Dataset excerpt
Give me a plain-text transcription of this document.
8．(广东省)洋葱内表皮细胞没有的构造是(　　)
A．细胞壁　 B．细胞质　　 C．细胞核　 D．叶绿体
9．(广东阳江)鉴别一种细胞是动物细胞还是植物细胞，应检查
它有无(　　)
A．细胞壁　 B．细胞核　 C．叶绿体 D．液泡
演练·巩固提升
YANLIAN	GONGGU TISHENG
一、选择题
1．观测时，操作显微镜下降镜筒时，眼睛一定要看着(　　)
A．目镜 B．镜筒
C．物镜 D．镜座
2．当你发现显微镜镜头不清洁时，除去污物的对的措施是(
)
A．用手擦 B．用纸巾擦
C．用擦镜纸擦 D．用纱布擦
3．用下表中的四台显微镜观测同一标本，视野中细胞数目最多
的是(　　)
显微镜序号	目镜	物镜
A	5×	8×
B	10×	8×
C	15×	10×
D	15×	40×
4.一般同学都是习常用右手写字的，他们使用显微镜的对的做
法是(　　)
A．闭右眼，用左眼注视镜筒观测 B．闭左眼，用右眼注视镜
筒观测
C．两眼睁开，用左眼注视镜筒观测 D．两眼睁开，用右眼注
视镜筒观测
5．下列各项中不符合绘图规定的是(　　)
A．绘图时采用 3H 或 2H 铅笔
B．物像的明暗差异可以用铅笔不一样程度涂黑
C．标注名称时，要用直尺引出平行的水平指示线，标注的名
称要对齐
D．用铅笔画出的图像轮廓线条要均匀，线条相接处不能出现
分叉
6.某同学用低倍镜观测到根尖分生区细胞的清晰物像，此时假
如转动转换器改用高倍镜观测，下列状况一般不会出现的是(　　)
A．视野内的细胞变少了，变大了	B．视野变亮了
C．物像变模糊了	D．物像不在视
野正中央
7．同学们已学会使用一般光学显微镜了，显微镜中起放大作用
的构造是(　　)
* * *
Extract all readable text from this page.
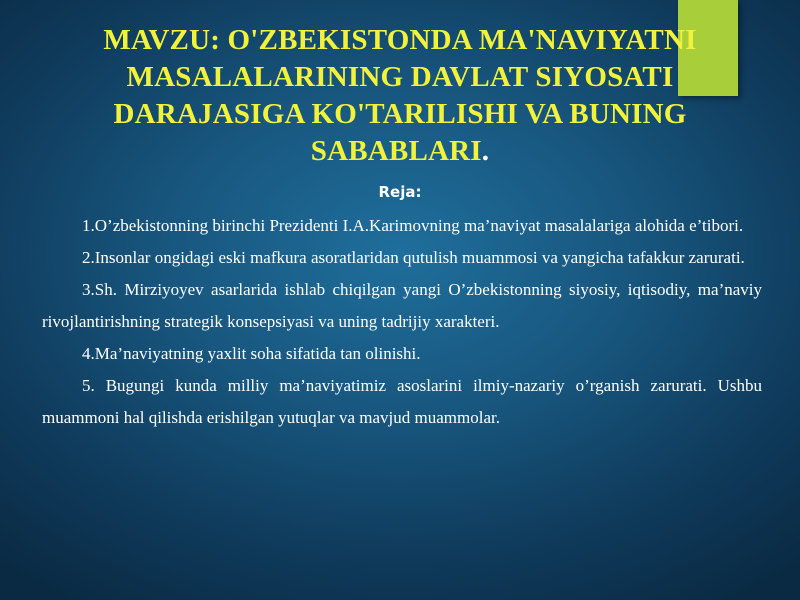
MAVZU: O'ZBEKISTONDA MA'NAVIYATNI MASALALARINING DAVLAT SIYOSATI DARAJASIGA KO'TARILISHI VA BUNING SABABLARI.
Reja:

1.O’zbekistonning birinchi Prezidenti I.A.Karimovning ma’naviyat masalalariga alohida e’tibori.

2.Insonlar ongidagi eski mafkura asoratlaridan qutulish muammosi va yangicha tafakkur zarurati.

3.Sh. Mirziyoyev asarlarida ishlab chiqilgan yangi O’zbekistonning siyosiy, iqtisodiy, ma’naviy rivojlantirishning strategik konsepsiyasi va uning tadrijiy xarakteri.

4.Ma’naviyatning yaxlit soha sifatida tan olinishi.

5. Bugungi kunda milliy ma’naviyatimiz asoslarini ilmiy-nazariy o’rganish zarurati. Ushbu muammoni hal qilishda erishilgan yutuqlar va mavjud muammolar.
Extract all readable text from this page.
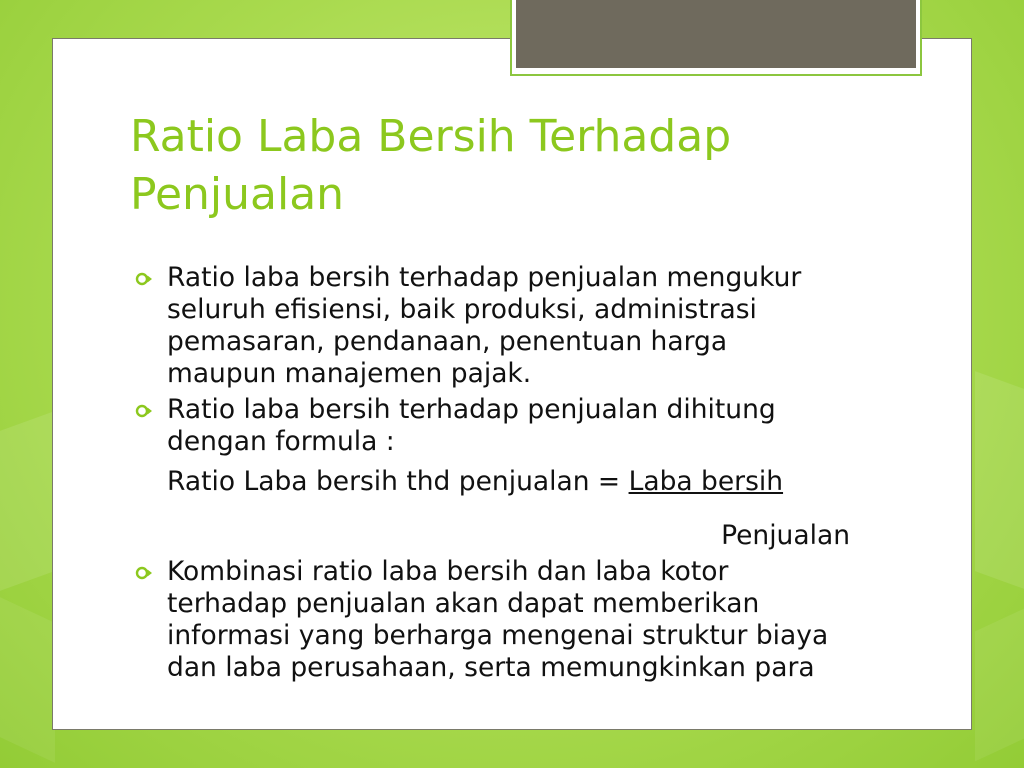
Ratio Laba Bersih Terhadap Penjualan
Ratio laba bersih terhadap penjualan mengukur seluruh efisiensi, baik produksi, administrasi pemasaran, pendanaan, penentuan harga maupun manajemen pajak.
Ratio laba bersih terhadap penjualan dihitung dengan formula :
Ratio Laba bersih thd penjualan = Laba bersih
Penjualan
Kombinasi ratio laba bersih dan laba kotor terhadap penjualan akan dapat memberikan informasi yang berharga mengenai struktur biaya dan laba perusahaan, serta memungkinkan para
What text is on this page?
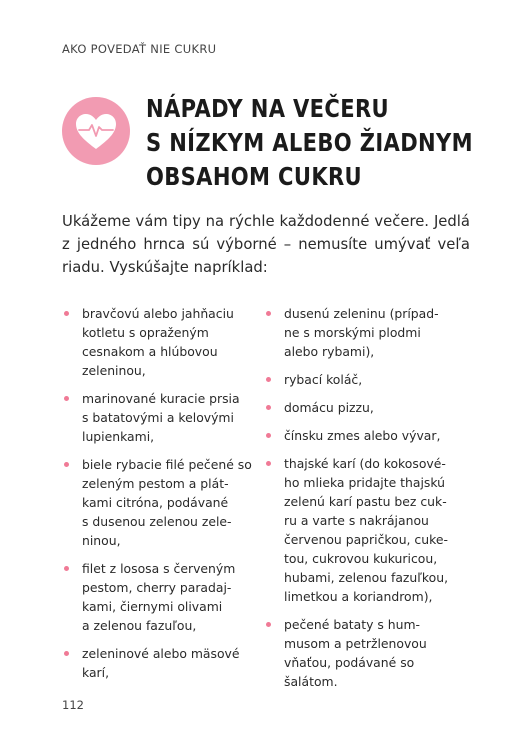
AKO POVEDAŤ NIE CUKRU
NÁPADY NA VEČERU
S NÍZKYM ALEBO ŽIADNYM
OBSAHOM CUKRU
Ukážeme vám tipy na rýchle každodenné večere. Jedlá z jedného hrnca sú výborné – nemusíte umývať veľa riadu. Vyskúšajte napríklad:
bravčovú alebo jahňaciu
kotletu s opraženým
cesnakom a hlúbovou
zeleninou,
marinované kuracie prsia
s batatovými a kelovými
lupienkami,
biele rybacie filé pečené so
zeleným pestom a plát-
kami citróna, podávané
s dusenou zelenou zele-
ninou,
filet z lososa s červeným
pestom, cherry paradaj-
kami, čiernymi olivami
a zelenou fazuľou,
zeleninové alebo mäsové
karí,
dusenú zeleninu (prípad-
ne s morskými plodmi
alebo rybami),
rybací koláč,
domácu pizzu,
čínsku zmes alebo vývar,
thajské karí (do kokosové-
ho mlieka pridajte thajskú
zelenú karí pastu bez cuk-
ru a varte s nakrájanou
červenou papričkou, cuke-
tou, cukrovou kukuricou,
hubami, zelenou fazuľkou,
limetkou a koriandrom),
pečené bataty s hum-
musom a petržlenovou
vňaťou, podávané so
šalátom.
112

#### Short problem
Pick out, from the lines above, every one that contains the string "zbekistonning".

#### Solution
1.O’zbekistonning birinchi Prezidenti I.A.Karimovning ma’naviyat masalalariga alohida e’tibori.
3.Sh. Mirziyoyev asarlarida ishlab chiqilgan yangi O’zbekistonning siyosiy, iqtisodiy, ma’naviy rivojlantirishning strategik konsepsiyasi va uning tadrijiy xarakteri.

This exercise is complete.